Set task ▸
Only a number is wanted: how many lines in the records below contain "screenshot"?

# Start of Supplied entries

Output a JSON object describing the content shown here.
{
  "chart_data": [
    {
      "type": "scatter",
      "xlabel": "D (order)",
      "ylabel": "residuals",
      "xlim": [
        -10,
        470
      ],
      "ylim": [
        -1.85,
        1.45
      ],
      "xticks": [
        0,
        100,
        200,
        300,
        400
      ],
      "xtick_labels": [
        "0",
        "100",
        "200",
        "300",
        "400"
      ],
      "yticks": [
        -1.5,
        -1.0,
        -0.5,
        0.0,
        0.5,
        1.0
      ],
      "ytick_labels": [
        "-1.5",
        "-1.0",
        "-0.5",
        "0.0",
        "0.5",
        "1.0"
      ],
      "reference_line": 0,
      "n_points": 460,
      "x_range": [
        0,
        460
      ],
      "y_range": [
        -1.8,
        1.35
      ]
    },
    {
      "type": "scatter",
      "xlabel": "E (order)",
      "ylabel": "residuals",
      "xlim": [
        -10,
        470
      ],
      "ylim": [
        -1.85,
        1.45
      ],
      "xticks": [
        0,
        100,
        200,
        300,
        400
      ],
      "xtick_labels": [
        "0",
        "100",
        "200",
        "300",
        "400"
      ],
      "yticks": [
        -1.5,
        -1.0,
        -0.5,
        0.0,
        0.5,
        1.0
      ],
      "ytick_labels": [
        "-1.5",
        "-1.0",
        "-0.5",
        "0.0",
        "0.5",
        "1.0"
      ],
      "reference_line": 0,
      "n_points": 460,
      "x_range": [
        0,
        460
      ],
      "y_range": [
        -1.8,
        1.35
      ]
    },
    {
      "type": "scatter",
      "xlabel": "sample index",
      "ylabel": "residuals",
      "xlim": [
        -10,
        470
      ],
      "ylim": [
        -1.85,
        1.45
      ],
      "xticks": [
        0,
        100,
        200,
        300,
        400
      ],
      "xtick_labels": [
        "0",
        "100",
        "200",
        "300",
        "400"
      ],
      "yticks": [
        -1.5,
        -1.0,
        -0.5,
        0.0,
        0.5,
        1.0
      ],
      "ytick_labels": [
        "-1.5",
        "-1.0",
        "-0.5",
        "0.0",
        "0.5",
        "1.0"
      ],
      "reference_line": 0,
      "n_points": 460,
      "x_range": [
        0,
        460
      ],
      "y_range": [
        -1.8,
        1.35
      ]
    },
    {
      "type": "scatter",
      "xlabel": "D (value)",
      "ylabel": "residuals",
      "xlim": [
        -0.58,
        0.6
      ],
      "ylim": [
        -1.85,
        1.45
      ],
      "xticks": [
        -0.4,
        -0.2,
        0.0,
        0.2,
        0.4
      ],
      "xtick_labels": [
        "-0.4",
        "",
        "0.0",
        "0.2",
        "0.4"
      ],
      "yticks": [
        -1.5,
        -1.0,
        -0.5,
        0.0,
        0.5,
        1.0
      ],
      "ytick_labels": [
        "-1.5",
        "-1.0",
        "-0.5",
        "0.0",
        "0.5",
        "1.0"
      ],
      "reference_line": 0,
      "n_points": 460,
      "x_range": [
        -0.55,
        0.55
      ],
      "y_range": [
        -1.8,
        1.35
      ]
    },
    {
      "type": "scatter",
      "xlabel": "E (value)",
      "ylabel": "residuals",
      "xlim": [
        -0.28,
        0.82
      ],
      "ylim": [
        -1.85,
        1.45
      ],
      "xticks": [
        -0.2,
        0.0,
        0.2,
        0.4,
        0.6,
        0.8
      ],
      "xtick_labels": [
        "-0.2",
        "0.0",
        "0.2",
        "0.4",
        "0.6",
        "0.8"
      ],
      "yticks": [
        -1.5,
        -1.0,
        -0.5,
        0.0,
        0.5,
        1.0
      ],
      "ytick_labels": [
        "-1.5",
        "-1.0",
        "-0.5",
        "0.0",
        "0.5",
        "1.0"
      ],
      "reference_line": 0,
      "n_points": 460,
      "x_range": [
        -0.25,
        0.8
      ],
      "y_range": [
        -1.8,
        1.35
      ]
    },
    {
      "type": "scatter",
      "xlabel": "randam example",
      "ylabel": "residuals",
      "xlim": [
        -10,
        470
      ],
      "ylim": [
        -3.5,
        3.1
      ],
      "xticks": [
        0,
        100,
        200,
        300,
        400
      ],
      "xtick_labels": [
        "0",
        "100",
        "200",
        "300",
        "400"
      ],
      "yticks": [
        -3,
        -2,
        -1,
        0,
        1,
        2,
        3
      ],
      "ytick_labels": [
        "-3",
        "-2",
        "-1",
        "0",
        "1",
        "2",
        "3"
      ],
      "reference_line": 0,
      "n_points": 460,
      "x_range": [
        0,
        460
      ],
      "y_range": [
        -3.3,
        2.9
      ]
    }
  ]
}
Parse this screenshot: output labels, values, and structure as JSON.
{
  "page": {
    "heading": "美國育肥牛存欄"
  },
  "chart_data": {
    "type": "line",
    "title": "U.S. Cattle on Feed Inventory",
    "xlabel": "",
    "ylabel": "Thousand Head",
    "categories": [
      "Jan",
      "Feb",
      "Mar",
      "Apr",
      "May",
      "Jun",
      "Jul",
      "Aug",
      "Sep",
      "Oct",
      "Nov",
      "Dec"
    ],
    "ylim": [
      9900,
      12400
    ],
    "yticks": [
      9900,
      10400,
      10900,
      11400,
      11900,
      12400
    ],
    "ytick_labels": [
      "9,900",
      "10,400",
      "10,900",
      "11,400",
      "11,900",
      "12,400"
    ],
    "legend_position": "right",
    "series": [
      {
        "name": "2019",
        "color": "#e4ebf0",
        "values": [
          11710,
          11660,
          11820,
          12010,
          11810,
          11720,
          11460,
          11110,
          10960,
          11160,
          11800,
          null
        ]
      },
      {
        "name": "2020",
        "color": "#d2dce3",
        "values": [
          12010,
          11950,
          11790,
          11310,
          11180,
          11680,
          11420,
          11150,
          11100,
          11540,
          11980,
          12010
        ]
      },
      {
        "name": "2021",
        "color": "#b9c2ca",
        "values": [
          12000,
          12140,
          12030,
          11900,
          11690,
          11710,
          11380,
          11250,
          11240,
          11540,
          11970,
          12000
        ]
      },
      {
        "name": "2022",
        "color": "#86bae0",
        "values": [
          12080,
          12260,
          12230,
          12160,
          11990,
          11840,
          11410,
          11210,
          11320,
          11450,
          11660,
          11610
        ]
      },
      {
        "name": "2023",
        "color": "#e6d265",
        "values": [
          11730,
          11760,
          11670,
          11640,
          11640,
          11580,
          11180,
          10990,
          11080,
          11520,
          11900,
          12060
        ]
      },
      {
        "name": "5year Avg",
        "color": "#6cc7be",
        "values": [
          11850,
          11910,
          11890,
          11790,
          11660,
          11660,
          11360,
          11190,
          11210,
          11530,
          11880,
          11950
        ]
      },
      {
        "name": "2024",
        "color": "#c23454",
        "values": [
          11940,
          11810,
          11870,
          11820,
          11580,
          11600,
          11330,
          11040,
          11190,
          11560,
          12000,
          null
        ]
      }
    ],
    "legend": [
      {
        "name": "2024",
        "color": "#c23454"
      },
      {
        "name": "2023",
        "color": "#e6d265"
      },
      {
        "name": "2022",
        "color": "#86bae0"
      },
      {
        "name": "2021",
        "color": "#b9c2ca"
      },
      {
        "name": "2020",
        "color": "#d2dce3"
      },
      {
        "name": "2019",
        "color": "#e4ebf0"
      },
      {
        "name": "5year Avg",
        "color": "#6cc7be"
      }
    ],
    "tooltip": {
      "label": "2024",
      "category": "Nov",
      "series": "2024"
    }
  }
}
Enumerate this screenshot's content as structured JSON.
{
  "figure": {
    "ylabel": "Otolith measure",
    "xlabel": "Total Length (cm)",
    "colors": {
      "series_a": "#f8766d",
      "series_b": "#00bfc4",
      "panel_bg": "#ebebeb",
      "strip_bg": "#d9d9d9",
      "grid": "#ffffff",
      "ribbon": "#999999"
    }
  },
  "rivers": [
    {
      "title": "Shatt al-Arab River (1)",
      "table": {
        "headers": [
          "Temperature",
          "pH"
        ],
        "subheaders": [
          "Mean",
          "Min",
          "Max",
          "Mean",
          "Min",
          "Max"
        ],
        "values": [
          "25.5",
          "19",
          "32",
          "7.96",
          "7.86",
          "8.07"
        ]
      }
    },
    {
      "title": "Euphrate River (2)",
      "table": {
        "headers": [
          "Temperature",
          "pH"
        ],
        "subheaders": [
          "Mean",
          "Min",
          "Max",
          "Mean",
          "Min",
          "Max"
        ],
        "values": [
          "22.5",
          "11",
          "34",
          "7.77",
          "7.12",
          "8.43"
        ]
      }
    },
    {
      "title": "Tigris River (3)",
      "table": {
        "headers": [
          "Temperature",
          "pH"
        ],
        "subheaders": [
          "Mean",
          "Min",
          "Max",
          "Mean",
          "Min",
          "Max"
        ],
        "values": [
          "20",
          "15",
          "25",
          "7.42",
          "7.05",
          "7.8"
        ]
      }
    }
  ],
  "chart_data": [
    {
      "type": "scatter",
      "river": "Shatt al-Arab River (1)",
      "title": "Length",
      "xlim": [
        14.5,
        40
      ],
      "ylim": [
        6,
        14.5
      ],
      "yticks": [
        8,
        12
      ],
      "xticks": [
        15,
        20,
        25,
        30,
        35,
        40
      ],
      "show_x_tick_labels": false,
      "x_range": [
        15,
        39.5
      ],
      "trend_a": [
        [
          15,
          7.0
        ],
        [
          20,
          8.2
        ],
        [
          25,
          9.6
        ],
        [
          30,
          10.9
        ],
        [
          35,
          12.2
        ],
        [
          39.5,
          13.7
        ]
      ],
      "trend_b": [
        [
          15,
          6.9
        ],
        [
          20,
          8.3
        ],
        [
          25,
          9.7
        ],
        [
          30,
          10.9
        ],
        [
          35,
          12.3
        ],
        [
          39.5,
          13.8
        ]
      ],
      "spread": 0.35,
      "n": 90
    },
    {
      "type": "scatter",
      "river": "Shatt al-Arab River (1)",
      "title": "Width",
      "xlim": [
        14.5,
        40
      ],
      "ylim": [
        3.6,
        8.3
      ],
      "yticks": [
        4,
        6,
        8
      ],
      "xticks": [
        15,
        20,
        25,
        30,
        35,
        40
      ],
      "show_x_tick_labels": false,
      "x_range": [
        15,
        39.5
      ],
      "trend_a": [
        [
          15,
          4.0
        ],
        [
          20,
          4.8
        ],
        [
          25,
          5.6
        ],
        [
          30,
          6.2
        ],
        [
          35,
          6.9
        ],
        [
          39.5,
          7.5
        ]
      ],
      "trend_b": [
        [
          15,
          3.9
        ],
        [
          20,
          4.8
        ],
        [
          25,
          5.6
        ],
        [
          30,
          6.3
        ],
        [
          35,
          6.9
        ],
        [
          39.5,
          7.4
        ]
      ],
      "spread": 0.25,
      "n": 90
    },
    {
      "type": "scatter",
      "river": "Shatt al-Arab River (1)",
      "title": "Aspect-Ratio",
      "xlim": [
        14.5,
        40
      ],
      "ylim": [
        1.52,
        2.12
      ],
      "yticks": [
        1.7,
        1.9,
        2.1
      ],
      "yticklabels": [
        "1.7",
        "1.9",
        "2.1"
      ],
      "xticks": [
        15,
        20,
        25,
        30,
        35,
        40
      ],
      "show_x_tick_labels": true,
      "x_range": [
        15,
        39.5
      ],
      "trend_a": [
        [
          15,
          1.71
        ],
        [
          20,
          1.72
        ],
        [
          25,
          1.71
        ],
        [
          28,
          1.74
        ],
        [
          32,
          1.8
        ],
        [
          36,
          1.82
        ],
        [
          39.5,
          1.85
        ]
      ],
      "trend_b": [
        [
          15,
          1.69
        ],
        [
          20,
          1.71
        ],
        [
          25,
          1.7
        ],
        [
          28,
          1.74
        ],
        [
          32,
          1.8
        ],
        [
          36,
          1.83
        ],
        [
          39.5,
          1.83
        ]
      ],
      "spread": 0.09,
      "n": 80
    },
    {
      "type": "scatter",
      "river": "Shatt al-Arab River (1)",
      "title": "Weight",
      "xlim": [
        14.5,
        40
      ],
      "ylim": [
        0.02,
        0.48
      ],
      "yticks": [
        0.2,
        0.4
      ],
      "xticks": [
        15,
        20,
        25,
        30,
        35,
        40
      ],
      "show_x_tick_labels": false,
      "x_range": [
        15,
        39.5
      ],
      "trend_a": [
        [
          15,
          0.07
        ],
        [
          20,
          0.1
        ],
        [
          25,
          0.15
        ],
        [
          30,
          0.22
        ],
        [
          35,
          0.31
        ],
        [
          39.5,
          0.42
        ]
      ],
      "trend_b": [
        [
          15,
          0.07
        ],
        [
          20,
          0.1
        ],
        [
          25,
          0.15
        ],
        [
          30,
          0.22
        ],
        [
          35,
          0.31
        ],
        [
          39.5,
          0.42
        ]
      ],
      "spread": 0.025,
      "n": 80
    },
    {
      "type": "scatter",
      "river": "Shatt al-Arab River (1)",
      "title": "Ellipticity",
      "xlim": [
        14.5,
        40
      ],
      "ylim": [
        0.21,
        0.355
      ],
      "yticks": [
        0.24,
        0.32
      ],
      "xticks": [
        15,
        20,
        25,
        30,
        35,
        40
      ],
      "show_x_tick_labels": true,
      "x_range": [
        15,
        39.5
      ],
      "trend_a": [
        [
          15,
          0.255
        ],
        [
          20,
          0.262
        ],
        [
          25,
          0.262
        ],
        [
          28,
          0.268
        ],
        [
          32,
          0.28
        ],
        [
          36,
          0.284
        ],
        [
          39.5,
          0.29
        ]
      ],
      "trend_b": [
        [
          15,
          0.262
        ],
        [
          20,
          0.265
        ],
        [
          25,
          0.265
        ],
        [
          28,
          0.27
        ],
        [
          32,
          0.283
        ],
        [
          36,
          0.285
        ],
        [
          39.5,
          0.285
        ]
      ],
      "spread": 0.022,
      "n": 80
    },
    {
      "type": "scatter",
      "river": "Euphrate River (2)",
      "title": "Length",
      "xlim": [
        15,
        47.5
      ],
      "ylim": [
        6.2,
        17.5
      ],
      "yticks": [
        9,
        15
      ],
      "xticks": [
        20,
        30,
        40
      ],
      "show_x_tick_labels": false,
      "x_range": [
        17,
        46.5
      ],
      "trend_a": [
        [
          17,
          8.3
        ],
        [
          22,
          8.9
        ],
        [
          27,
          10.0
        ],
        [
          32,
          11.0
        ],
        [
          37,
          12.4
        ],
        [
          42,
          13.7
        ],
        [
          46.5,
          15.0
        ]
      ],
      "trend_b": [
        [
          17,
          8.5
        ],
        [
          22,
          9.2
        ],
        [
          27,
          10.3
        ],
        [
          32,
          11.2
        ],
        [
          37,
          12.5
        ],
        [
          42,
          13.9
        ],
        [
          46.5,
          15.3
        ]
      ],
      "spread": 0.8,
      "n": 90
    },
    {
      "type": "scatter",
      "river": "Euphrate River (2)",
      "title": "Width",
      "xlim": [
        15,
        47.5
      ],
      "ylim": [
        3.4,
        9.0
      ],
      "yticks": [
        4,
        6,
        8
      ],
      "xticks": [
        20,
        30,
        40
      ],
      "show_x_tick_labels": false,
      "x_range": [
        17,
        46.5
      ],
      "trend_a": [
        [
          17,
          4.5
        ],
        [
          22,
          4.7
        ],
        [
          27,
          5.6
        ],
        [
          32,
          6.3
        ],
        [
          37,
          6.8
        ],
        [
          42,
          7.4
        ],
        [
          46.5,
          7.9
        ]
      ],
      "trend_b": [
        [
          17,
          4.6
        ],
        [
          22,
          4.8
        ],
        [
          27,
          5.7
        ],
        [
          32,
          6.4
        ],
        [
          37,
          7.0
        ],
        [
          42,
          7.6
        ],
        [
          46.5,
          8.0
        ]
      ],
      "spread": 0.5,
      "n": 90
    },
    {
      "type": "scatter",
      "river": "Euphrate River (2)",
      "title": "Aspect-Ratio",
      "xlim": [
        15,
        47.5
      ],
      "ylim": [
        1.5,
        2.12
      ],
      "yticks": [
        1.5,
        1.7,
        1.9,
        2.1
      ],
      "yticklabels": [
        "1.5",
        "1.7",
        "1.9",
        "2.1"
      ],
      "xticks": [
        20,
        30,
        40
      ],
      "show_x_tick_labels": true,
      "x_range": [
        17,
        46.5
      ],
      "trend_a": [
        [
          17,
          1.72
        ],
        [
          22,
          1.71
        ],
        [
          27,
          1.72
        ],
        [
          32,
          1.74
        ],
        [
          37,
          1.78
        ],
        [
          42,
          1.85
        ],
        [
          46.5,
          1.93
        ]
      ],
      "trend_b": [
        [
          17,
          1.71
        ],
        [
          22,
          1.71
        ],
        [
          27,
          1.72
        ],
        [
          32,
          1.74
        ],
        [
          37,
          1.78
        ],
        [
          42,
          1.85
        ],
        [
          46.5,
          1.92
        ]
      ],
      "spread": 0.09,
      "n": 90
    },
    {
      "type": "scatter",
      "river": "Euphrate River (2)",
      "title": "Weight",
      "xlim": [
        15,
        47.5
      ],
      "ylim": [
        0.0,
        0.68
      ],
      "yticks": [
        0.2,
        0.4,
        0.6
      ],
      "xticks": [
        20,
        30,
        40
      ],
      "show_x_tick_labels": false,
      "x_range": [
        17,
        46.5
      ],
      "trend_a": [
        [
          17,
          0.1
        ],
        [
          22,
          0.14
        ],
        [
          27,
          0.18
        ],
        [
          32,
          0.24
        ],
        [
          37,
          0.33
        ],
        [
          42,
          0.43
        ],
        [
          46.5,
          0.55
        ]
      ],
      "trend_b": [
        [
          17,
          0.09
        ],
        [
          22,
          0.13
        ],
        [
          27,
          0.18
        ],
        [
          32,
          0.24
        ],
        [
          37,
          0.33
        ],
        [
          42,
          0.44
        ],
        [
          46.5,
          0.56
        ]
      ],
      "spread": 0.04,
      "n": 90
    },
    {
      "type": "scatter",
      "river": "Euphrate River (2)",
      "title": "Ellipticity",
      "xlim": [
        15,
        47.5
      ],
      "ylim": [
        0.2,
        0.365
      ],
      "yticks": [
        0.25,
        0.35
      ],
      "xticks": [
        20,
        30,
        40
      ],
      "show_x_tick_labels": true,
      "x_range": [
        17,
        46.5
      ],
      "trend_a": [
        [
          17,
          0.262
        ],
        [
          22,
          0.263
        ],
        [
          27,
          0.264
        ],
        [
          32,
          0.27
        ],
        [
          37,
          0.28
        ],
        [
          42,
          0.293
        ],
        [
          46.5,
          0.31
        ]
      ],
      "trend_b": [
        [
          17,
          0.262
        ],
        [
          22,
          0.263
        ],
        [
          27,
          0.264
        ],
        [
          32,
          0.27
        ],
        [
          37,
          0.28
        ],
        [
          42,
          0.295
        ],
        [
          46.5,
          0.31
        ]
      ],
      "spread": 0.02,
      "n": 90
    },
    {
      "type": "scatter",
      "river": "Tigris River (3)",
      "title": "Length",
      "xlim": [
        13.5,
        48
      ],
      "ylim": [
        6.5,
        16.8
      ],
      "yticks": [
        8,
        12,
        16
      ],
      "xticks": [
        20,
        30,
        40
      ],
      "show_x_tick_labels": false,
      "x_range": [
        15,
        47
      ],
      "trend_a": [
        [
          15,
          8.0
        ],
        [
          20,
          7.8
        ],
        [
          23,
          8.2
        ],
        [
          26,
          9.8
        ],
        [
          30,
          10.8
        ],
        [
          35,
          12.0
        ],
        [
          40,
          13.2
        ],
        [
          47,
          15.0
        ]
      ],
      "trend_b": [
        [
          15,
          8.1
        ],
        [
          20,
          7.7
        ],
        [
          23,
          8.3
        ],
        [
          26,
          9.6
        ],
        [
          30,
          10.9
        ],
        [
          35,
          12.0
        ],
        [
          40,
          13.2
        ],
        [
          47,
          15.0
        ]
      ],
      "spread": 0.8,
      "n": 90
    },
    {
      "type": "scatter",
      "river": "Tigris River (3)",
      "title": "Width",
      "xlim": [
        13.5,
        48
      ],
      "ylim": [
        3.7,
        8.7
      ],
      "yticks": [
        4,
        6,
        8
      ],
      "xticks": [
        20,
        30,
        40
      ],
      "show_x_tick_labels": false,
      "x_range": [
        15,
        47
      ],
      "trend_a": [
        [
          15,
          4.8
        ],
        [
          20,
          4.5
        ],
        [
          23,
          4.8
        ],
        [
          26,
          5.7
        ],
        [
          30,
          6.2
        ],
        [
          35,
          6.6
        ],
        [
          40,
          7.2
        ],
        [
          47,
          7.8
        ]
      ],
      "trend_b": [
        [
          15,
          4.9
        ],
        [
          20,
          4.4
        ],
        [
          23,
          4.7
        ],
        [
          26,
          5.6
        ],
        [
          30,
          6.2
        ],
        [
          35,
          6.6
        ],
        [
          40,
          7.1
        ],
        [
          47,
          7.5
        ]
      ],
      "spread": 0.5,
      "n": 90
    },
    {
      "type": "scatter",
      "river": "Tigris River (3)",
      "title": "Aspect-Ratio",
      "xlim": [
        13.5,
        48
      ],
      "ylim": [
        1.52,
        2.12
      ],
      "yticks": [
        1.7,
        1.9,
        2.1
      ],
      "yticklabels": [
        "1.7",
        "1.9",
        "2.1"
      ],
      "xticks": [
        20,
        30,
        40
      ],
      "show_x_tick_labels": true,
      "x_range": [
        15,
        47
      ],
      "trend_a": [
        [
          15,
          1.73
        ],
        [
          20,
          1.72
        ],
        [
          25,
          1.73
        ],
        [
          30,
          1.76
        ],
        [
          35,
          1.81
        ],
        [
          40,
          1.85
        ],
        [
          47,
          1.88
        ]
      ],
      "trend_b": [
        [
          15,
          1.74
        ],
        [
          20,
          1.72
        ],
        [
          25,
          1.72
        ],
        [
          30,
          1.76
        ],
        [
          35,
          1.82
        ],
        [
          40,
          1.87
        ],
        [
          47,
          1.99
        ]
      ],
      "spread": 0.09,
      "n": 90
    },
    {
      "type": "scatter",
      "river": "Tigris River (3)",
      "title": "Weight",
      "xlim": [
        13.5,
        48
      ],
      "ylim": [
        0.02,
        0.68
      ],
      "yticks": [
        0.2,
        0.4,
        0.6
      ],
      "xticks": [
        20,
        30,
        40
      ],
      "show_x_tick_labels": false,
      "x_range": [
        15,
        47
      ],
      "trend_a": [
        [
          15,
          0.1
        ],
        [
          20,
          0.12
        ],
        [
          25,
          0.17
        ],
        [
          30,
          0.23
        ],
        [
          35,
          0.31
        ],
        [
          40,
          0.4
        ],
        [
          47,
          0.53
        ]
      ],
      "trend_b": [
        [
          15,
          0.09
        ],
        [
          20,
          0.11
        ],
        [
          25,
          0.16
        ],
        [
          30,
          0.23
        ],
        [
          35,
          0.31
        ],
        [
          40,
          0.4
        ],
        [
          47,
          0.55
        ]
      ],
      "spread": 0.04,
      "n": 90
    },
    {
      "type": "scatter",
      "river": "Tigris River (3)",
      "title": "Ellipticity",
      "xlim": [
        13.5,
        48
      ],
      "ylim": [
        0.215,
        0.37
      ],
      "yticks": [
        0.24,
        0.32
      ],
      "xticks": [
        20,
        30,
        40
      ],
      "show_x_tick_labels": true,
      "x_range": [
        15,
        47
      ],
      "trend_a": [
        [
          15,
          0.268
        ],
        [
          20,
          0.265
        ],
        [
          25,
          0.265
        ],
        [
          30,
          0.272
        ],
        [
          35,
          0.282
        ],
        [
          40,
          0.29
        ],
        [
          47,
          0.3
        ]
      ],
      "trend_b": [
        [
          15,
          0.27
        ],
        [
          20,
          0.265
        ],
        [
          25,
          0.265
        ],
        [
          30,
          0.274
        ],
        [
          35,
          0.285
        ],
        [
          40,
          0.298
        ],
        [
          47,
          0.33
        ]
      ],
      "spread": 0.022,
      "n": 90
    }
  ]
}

# End of Supplied entries

Answer to the exercise ▸
2